#### [What the task asks]
Copy out all lines in the data below containing the string "JSON".

#### [Given entries]
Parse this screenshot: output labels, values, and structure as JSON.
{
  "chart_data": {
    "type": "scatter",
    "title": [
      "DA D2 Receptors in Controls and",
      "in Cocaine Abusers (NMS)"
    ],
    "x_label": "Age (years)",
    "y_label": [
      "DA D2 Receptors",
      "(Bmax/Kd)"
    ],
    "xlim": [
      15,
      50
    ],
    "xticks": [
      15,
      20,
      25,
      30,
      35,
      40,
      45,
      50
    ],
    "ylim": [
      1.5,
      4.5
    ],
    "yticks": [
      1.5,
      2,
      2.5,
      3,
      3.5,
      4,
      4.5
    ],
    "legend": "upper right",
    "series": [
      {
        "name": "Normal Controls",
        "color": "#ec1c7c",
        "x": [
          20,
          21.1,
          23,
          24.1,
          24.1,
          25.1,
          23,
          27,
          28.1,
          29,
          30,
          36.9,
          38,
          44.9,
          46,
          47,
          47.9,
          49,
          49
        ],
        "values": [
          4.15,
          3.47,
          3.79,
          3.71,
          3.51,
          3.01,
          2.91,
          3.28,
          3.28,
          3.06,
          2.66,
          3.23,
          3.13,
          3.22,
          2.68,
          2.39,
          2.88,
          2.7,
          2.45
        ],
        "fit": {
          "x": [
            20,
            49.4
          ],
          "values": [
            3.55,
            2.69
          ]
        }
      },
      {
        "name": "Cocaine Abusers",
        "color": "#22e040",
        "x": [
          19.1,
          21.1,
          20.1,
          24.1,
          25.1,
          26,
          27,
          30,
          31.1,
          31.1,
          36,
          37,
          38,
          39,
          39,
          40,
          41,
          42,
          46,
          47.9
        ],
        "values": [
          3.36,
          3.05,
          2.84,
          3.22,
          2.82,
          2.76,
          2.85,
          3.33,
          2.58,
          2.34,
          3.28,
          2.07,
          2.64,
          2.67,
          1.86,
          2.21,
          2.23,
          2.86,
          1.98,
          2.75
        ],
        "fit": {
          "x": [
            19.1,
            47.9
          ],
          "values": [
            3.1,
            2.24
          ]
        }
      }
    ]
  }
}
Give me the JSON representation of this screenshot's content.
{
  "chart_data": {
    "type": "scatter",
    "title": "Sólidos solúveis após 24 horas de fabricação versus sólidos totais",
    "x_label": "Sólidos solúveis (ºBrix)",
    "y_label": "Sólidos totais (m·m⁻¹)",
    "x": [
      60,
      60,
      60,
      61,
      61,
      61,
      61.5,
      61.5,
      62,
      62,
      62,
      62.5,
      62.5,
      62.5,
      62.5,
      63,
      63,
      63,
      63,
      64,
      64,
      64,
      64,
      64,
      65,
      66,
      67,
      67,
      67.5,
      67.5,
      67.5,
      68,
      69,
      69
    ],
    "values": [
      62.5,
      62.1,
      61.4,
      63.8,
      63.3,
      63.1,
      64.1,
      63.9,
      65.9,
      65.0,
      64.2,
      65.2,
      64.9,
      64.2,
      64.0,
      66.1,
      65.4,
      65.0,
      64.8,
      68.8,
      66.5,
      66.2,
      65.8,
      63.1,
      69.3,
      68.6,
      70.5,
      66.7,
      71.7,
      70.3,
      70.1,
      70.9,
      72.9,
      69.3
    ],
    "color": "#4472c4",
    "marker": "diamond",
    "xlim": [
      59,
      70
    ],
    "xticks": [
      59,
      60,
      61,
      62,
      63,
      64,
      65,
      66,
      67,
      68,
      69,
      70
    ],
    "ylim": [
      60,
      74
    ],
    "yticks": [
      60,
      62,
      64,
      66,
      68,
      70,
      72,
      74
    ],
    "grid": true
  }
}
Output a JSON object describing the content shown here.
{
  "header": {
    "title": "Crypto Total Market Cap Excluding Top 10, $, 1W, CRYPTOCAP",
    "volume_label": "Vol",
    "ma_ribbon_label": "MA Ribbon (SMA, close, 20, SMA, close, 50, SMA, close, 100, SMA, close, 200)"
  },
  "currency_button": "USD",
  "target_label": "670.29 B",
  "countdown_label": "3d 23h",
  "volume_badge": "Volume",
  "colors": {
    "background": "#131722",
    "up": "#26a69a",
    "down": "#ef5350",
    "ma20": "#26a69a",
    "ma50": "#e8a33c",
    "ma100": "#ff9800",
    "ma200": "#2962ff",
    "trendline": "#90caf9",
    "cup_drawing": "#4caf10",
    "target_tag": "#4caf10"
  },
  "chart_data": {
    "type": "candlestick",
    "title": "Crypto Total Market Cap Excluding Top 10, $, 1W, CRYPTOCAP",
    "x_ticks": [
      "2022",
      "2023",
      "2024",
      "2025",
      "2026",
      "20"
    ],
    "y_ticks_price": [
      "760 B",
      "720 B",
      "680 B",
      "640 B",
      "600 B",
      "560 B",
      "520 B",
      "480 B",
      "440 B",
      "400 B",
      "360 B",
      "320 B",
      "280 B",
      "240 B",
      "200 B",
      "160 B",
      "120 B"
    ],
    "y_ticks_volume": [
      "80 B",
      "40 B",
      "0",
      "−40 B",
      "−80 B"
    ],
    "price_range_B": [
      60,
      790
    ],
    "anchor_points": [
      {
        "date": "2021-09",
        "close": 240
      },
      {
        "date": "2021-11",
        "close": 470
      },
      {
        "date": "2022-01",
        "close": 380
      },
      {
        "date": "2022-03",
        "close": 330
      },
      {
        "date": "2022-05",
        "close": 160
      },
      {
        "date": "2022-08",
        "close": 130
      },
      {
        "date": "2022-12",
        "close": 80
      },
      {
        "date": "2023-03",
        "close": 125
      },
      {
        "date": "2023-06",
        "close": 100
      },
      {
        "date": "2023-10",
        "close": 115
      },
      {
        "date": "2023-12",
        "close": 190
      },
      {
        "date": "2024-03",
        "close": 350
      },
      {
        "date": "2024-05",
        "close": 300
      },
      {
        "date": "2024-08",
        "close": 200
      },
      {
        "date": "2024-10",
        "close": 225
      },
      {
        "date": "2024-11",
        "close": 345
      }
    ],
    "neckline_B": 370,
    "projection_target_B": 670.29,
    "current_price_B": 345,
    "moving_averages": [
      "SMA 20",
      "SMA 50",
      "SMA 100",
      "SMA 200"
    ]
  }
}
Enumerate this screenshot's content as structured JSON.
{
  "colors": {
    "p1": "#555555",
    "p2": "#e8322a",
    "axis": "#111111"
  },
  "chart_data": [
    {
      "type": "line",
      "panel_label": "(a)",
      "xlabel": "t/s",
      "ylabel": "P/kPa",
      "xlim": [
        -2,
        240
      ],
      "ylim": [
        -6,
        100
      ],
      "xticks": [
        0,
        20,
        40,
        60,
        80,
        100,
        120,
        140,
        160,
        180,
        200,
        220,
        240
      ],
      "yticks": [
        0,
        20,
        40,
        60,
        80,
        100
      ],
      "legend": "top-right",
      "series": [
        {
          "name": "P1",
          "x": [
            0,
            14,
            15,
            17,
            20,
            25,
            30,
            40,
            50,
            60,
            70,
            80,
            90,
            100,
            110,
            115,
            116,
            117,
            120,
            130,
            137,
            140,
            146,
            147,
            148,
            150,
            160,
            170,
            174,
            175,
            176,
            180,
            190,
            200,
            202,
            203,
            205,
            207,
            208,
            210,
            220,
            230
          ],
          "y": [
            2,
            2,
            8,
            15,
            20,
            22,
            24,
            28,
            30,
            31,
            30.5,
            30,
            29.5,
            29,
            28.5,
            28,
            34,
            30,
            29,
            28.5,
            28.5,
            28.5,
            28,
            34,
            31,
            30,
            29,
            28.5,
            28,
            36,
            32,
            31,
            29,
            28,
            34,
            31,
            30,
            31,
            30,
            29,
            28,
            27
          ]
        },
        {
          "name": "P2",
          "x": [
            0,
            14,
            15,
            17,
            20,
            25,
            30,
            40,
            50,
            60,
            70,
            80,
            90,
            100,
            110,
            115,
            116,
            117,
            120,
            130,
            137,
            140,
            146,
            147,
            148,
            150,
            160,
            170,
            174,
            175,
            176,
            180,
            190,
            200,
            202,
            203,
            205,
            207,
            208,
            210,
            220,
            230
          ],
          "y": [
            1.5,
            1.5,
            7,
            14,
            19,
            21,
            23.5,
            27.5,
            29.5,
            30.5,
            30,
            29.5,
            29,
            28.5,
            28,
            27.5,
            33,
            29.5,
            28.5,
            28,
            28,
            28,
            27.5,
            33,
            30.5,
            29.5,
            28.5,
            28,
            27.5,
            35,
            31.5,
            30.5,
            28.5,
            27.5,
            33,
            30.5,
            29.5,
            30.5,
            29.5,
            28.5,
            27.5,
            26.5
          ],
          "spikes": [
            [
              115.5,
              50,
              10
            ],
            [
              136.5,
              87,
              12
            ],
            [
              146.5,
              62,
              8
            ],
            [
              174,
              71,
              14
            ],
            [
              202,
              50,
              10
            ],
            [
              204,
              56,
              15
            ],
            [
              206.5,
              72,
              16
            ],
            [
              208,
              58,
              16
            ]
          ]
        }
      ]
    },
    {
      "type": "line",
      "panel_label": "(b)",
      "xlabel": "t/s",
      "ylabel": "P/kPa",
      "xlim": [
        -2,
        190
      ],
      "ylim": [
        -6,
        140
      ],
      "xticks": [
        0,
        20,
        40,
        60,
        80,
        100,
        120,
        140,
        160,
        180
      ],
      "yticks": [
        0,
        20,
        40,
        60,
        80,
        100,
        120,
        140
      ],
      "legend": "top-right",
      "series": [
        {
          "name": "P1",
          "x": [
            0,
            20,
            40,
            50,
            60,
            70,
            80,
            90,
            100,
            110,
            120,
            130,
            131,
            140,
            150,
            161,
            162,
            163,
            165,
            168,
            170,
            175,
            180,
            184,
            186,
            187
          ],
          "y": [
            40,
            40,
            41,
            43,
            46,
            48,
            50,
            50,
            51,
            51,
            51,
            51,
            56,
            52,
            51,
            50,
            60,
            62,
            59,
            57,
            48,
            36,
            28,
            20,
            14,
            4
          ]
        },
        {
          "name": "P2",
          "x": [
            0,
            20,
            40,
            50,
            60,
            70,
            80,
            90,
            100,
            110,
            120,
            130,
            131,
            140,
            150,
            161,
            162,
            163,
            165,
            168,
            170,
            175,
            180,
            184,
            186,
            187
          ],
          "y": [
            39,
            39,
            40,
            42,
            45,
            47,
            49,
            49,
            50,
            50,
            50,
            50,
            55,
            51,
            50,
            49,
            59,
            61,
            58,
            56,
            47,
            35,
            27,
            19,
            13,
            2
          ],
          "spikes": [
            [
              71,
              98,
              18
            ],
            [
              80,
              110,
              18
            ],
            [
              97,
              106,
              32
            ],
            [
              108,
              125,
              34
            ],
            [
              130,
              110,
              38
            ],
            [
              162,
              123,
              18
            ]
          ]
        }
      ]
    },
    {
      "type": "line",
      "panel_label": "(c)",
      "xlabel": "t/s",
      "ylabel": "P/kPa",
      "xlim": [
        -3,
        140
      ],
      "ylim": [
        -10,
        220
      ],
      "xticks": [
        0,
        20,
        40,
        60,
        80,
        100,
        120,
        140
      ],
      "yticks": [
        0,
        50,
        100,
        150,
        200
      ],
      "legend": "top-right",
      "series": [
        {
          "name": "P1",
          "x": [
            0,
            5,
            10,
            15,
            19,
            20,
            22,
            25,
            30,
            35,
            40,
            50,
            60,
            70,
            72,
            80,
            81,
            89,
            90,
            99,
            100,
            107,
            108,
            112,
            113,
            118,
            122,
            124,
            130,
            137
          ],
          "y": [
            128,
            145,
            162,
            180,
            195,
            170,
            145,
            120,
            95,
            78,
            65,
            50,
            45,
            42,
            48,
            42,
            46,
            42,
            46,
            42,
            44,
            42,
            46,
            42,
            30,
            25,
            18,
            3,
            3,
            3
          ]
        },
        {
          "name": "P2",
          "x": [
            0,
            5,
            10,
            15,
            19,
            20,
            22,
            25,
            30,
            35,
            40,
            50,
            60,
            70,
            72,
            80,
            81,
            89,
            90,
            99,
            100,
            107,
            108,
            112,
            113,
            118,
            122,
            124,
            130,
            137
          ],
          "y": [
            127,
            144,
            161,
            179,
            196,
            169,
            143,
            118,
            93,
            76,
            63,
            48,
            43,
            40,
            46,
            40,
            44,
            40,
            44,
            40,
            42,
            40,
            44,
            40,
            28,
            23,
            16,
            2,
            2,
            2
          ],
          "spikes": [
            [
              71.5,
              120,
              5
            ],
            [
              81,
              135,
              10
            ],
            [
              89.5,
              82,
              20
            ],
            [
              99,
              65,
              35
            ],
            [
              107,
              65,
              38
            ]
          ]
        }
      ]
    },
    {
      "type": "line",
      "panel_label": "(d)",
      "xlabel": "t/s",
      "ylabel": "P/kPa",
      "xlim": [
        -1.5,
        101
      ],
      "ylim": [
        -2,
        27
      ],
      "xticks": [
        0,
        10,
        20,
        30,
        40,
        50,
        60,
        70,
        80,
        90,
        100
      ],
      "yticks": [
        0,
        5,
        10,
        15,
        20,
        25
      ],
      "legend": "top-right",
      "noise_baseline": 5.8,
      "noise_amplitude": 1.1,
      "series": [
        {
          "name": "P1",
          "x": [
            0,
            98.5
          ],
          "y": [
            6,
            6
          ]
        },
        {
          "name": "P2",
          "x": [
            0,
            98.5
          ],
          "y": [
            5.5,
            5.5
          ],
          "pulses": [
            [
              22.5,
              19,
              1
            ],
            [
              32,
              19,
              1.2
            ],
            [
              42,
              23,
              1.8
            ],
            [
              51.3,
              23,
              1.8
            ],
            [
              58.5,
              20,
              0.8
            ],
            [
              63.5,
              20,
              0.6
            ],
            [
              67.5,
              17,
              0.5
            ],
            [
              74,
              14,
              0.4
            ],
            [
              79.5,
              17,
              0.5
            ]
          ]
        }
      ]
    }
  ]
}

#### [Solution for this problem]
Parse this screenshot: output labels, values, and structure as JSON.
Give me the JSON representation of this screenshot's content.
Output a JSON object describing the content shown here.
Enumerate this screenshot's content as structured JSON.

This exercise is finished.